Task prompt: Look for "type" in each line of the entries, and return the matching lines.

— BEGIN Listed records —

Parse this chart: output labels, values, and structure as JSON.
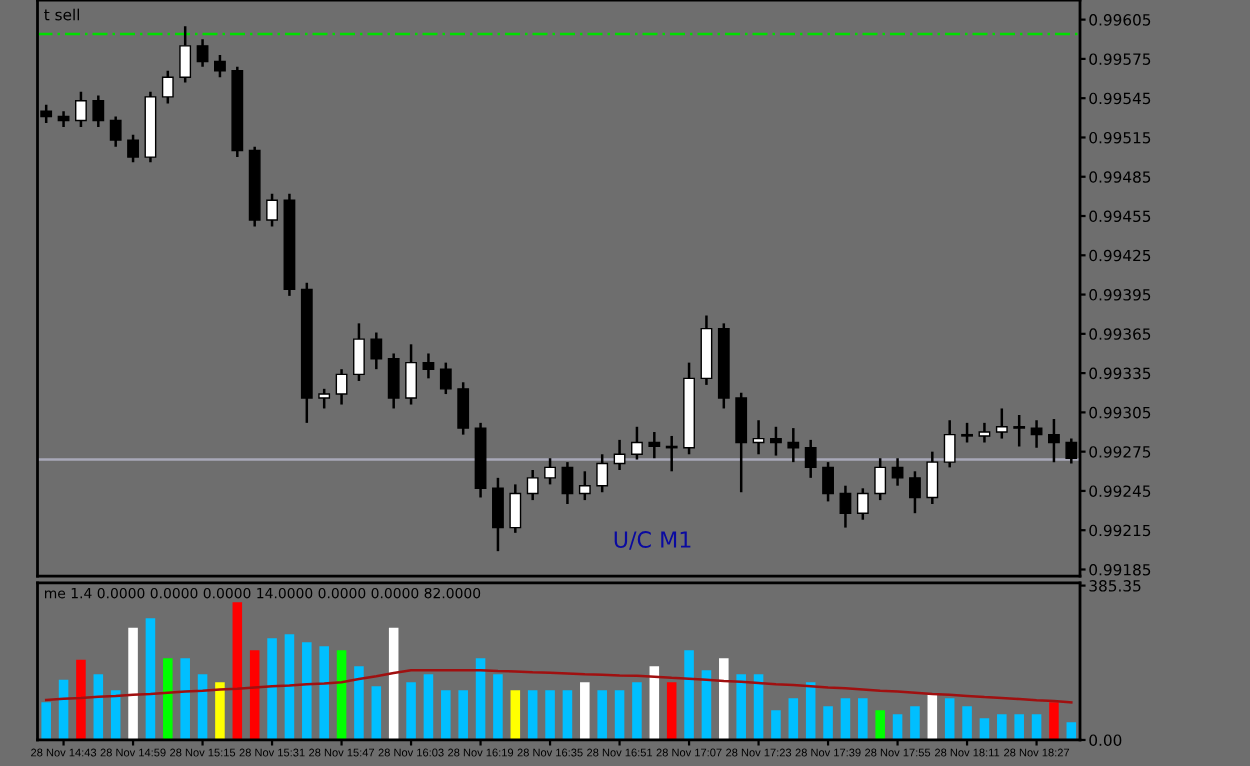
{
  "chart_data": [
    {
      "type": "candlestick",
      "ohlc": [
        [
          0.99535,
          0.9954,
          0.99526,
          0.99531
        ],
        [
          0.99531,
          0.99535,
          0.99523,
          0.99528
        ],
        [
          0.99528,
          0.9955,
          0.99523,
          0.99543
        ],
        [
          0.99543,
          0.99547,
          0.99523,
          0.99528
        ],
        [
          0.99528,
          0.99531,
          0.99508,
          0.99513
        ],
        [
          0.99513,
          0.99517,
          0.99496,
          0.995
        ],
        [
          0.995,
          0.9955,
          0.99496,
          0.99546
        ],
        [
          0.99546,
          0.99566,
          0.99541,
          0.99561
        ],
        [
          0.99561,
          0.996,
          0.99557,
          0.99585
        ],
        [
          0.99585,
          0.9959,
          0.99569,
          0.99573
        ],
        [
          0.99573,
          0.99578,
          0.99561,
          0.99566
        ],
        [
          0.99566,
          0.99569,
          0.995,
          0.99505
        ],
        [
          0.99505,
          0.99508,
          0.99447,
          0.99452
        ],
        [
          0.99452,
          0.99472,
          0.99447,
          0.99467
        ],
        [
          0.99467,
          0.99472,
          0.99394,
          0.99399
        ],
        [
          0.99399,
          0.99404,
          0.99297,
          0.99316
        ],
        [
          0.99316,
          0.99323,
          0.99308,
          0.99319
        ],
        [
          0.99319,
          0.99338,
          0.99311,
          0.99334
        ],
        [
          0.99334,
          0.99373,
          0.99329,
          0.99361
        ],
        [
          0.99361,
          0.99366,
          0.99338,
          0.99346
        ],
        [
          0.99346,
          0.9935,
          0.99308,
          0.99316
        ],
        [
          0.99316,
          0.99357,
          0.99311,
          0.99343
        ],
        [
          0.99343,
          0.9935,
          0.99331,
          0.99338
        ],
        [
          0.99338,
          0.99343,
          0.99319,
          0.99323
        ],
        [
          0.99323,
          0.99328,
          0.99288,
          0.99293
        ],
        [
          0.99293,
          0.99297,
          0.9924,
          0.99247
        ],
        [
          0.99247,
          0.99255,
          0.99199,
          0.99217
        ],
        [
          0.99217,
          0.9925,
          0.99213,
          0.99243
        ],
        [
          0.99243,
          0.99261,
          0.99238,
          0.99255
        ],
        [
          0.99255,
          0.9927,
          0.9925,
          0.99263
        ],
        [
          0.99263,
          0.99267,
          0.99235,
          0.99243
        ],
        [
          0.99243,
          0.9926,
          0.99238,
          0.99249
        ],
        [
          0.99249,
          0.99273,
          0.99244,
          0.99266
        ],
        [
          0.99266,
          0.99284,
          0.99261,
          0.99273
        ],
        [
          0.99273,
          0.99294,
          0.99269,
          0.99282
        ],
        [
          0.99282,
          0.9929,
          0.9927,
          0.99279
        ],
        [
          0.99279,
          0.99287,
          0.9926,
          0.99278
        ],
        [
          0.99278,
          0.99343,
          0.99273,
          0.99331
        ],
        [
          0.99331,
          0.99379,
          0.99326,
          0.99369
        ],
        [
          0.99369,
          0.99373,
          0.99308,
          0.99316
        ],
        [
          0.99316,
          0.9932,
          0.99244,
          0.99282
        ],
        [
          0.99282,
          0.99299,
          0.99273,
          0.99285
        ],
        [
          0.99285,
          0.99294,
          0.99272,
          0.99282
        ],
        [
          0.99282,
          0.99293,
          0.99267,
          0.99278
        ],
        [
          0.99278,
          0.99284,
          0.99255,
          0.99263
        ],
        [
          0.99263,
          0.99267,
          0.99237,
          0.99243
        ],
        [
          0.99243,
          0.99249,
          0.99217,
          0.99228
        ],
        [
          0.99228,
          0.99247,
          0.99223,
          0.99243
        ],
        [
          0.99243,
          0.9927,
          0.99238,
          0.99263
        ],
        [
          0.99263,
          0.9927,
          0.99249,
          0.99255
        ],
        [
          0.99255,
          0.9926,
          0.99228,
          0.9924
        ],
        [
          0.9924,
          0.99275,
          0.99235,
          0.99267
        ],
        [
          0.99267,
          0.99299,
          0.99263,
          0.99288
        ],
        [
          0.99288,
          0.99297,
          0.99282,
          0.99287
        ],
        [
          0.99287,
          0.99297,
          0.99282,
          0.9929
        ],
        [
          0.9929,
          0.99308,
          0.99285,
          0.99294
        ],
        [
          0.99294,
          0.99303,
          0.99279,
          0.99293
        ],
        [
          0.99293,
          0.99299,
          0.99278,
          0.99288
        ],
        [
          0.99288,
          0.993,
          0.99267,
          0.99282
        ],
        [
          0.99282,
          0.99285,
          0.99266,
          0.9927
        ]
      ],
      "colors": [
        "#000000",
        "#000000",
        "#ffffff",
        "#000000",
        "#000000",
        "#000000",
        "#ffffff",
        "#ffffff",
        "#ffffff",
        "#000000",
        "#000000",
        "#000000",
        "#000000",
        "#ffffff",
        "#000000",
        "#000000",
        "#ffffff",
        "#ffffff",
        "#ffffff",
        "#000000",
        "#000000",
        "#ffffff",
        "#000000",
        "#000000",
        "#000000",
        "#000000",
        "#000000",
        "#ffffff",
        "#ffffff",
        "#ffffff",
        "#000000",
        "#ffffff",
        "#ffffff",
        "#ffffff",
        "#ffffff",
        "#000000",
        "#000000",
        "#ffffff",
        "#ffffff",
        "#000000",
        "#000000",
        "#ffffff",
        "#000000",
        "#000000",
        "#000000",
        "#000000",
        "#000000",
        "#ffffff",
        "#ffffff",
        "#000000",
        "#000000",
        "#ffffff",
        "#ffffff",
        "#000000",
        "#ffffff",
        "#ffffff",
        "#000000",
        "#000000",
        "#000000",
        "#000000"
      ],
      "ylim": [
        0.9918,
        0.9962
      ],
      "yticks": [
        0.99185,
        0.99215,
        0.99245,
        0.99275,
        0.99305,
        0.99335,
        0.99365,
        0.99395,
        0.99425,
        0.99455,
        0.99485,
        0.99515,
        0.99545,
        0.99575,
        0.99605
      ],
      "ref_lines": [
        {
          "axis": "y",
          "value": 0.99594,
          "color": "#00dd00",
          "line_style": "dashed"
        },
        {
          "axis": "y",
          "value": 0.99269,
          "color": "#a8a8b8",
          "line_style": "solid"
        }
      ],
      "annotations": [
        "t sell",
        "U/C M1"
      ],
      "tick_labels": "y",
      "grid": false
    },
    {
      "type": "bar",
      "categories": [
        null,
        "28 Nov 14:43",
        null,
        null,
        null,
        "28 Nov 14:59",
        null,
        null,
        null,
        "28 Nov 15:15",
        null,
        null,
        null,
        "28 Nov 15:31",
        null,
        null,
        null,
        "28 Nov 15:47",
        null,
        null,
        null,
        "28 Nov 16:03",
        null,
        null,
        null,
        "28 Nov 16:19",
        null,
        null,
        null,
        "28 Nov 16:35",
        null,
        null,
        null,
        "28 Nov 16:51",
        null,
        null,
        null,
        "28 Nov 17:07",
        null,
        null,
        null,
        "28 Nov 17:23",
        null,
        null,
        null,
        "28 Nov 17:39",
        null,
        null,
        null,
        "28 Nov 17:55",
        null,
        null,
        null,
        "28 Nov 18:11",
        null,
        null,
        null,
        "28 Nov 18:27",
        null,
        null
      ],
      "series": [
        {
          "type": "bar",
          "values": [
            94,
            150,
            200,
            164,
            124,
            280,
            304,
            204,
            204,
            164,
            144,
            344,
            224,
            254,
            264,
            244,
            234,
            224,
            184,
            134,
            280,
            144,
            164,
            124,
            124,
            204,
            164,
            124,
            124,
            124,
            124,
            144,
            124,
            124,
            144,
            184,
            144,
            224,
            174,
            204,
            164,
            164,
            74,
            104,
            144,
            84,
            104,
            104,
            74,
            64,
            84,
            114,
            104,
            84,
            54,
            64,
            64,
            64,
            94,
            44
          ],
          "colors": [
            "#00bfff",
            "#00bfff",
            "#ff0000",
            "#00bfff",
            "#00bfff",
            "#ffffff",
            "#00bfff",
            "#00ff00",
            "#00bfff",
            "#00bfff",
            "#ffff00",
            "#ff0000",
            "#ff0000",
            "#00bfff",
            "#00bfff",
            "#00bfff",
            "#00bfff",
            "#00ff00",
            "#00bfff",
            "#00bfff",
            "#ffffff",
            "#00bfff",
            "#00bfff",
            "#00bfff",
            "#00bfff",
            "#00bfff",
            "#00bfff",
            "#ffff00",
            "#00bfff",
            "#00bfff",
            "#00bfff",
            "#ffffff",
            "#00bfff",
            "#00bfff",
            "#00bfff",
            "#ffffff",
            "#ff0000",
            "#00bfff",
            "#00bfff",
            "#ffffff",
            "#00bfff",
            "#00bfff",
            "#00bfff",
            "#00bfff",
            "#00bfff",
            "#00bfff",
            "#00bfff",
            "#00bfff",
            "#00ff00",
            "#00bfff",
            "#00bfff",
            "#ffffff",
            "#00bfff",
            "#00bfff",
            "#00bfff",
            "#00bfff",
            "#00bfff",
            "#00bfff",
            "#ff0000",
            "#00bfff"
          ]
        },
        {
          "type": "line",
          "color": "#a01010",
          "values": [
            100,
            103,
            105,
            108,
            110,
            113,
            115,
            118,
            121,
            123,
            126,
            128,
            131,
            134,
            136,
            139,
            141,
            144,
            152,
            159,
            167,
            174,
            174,
            174,
            174,
            174,
            172,
            171,
            169,
            168,
            166,
            164,
            163,
            161,
            160,
            158,
            155,
            153,
            150,
            147,
            145,
            142,
            139,
            137,
            134,
            131,
            129,
            126,
            123,
            121,
            118,
            115,
            113,
            110,
            107,
            105,
            102,
            99,
            97,
            94
          ]
        }
      ],
      "ylim": [
        0,
        392
      ],
      "yticks": [
        {
          "value": 0,
          "label": "0.00"
        },
        {
          "value": 385.35,
          "label": "385.35"
        }
      ],
      "annotations": [
        "me 1.4 0.0000 0.0000 0.0000 14.0000 0.0000 0.0000 82.0000"
      ],
      "grid": false
    }
  ]
}
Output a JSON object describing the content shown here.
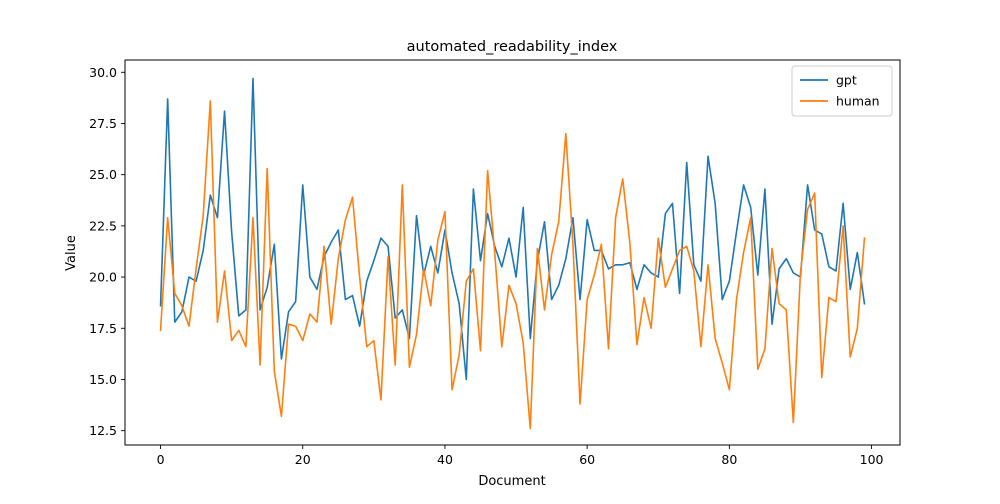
{
  "chart_data": {
    "type": "line",
    "title": "automated_readability_index",
    "xlabel": "Document",
    "ylabel": "Value",
    "xlim": [
      -5,
      104
    ],
    "ylim": [
      11.8,
      30.6
    ],
    "xticks": [
      0,
      20,
      40,
      60,
      80,
      100
    ],
    "yticks": [
      12.5,
      15.0,
      17.5,
      20.0,
      22.5,
      25.0,
      27.5,
      30.0
    ],
    "grid": false,
    "legend_position": "top-right",
    "series": [
      {
        "name": "gpt",
        "color": "#1f77b4",
        "x": [
          0,
          1,
          2,
          3,
          4,
          5,
          6,
          7,
          8,
          9,
          10,
          11,
          12,
          13,
          14,
          15,
          16,
          17,
          18,
          19,
          20,
          21,
          22,
          23,
          24,
          25,
          26,
          27,
          28,
          29,
          30,
          31,
          32,
          33,
          34,
          35,
          36,
          37,
          38,
          39,
          40,
          41,
          42,
          43,
          44,
          45,
          46,
          47,
          48,
          49,
          50,
          51,
          52,
          53,
          54,
          55,
          56,
          57,
          58,
          59,
          60,
          61,
          62,
          63,
          64,
          65,
          66,
          67,
          68,
          69,
          70,
          71,
          72,
          73,
          74,
          75,
          76,
          77,
          78,
          79,
          80,
          81,
          82,
          83,
          84,
          85,
          86,
          87,
          88,
          89,
          90,
          91,
          92,
          93,
          94,
          95,
          96,
          97,
          98,
          99
        ],
        "values": [
          18.6,
          28.7,
          17.8,
          18.3,
          20.0,
          19.8,
          21.3,
          24.0,
          22.9,
          28.1,
          22.2,
          18.1,
          18.4,
          29.7,
          18.4,
          19.5,
          21.6,
          16.0,
          18.3,
          18.8,
          24.5,
          20.0,
          19.4,
          21.0,
          21.7,
          22.3,
          18.9,
          19.1,
          17.6,
          19.8,
          20.8,
          21.9,
          21.5,
          18.0,
          18.4,
          17.0,
          23.0,
          20.1,
          21.5,
          20.2,
          22.3,
          20.2,
          18.7,
          15.0,
          24.3,
          20.8,
          23.1,
          21.5,
          20.5,
          21.9,
          20.0,
          23.4,
          17.0,
          20.8,
          22.7,
          18.9,
          19.6,
          20.9,
          22.9,
          18.9,
          22.8,
          21.3,
          21.3,
          20.4,
          20.6,
          20.6,
          20.7,
          19.4,
          20.6,
          20.2,
          20.0,
          23.1,
          23.6,
          19.2,
          25.6,
          20.6,
          19.8,
          25.9,
          23.6,
          18.9,
          19.8,
          22.2,
          24.5,
          23.4,
          20.1,
          24.3,
          17.7,
          20.4,
          20.9,
          20.2,
          20.0,
          24.5,
          22.3,
          22.1,
          20.5,
          20.3,
          23.6,
          19.4,
          21.2,
          18.7
        ]
      },
      {
        "name": "human",
        "color": "#ff7f0e",
        "x": [
          0,
          1,
          2,
          3,
          4,
          5,
          6,
          7,
          8,
          9,
          10,
          11,
          12,
          13,
          14,
          15,
          16,
          17,
          18,
          19,
          20,
          21,
          22,
          23,
          24,
          25,
          26,
          27,
          28,
          29,
          30,
          31,
          32,
          33,
          34,
          35,
          36,
          37,
          38,
          39,
          40,
          41,
          42,
          43,
          44,
          45,
          46,
          47,
          48,
          49,
          50,
          51,
          52,
          53,
          54,
          55,
          56,
          57,
          58,
          59,
          60,
          61,
          62,
          63,
          64,
          65,
          66,
          67,
          68,
          69,
          70,
          71,
          72,
          73,
          74,
          75,
          76,
          77,
          78,
          79,
          80,
          81,
          82,
          83,
          84,
          85,
          86,
          87,
          88,
          89,
          90,
          91,
          92,
          93,
          94,
          95,
          96,
          97,
          98,
          99
        ],
        "values": [
          17.4,
          22.9,
          19.2,
          18.6,
          17.6,
          20.4,
          23.0,
          28.6,
          17.8,
          20.3,
          16.9,
          17.4,
          16.6,
          22.9,
          15.7,
          25.3,
          15.4,
          13.2,
          17.7,
          17.6,
          16.9,
          18.2,
          17.8,
          21.5,
          17.7,
          20.9,
          22.8,
          23.9,
          20.0,
          16.6,
          16.9,
          14.0,
          21.0,
          15.7,
          24.5,
          15.6,
          17.2,
          20.4,
          18.6,
          21.8,
          23.2,
          14.5,
          16.2,
          19.8,
          20.4,
          16.4,
          25.2,
          21.2,
          16.6,
          19.6,
          18.7,
          16.8,
          12.6,
          21.4,
          18.4,
          21.1,
          22.7,
          27.0,
          21.6,
          13.8,
          18.9,
          20.1,
          21.6,
          16.5,
          22.9,
          24.8,
          21.7,
          16.7,
          19.0,
          17.5,
          21.9,
          19.5,
          20.4,
          21.3,
          21.5,
          20.3,
          16.6,
          20.6,
          17.0,
          15.8,
          14.5,
          18.9,
          21.2,
          22.9,
          15.5,
          16.5,
          21.4,
          18.7,
          18.4,
          12.9,
          20.2,
          23.3,
          24.1,
          15.1,
          19.0,
          18.8,
          22.5,
          16.1,
          17.5,
          21.9
        ]
      }
    ]
  }
}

— END Listed records —

Complete output:
      "type": "candlestick",
      "type": "bar",
          "type": "bar",
          "type": "line",
    "type": "line",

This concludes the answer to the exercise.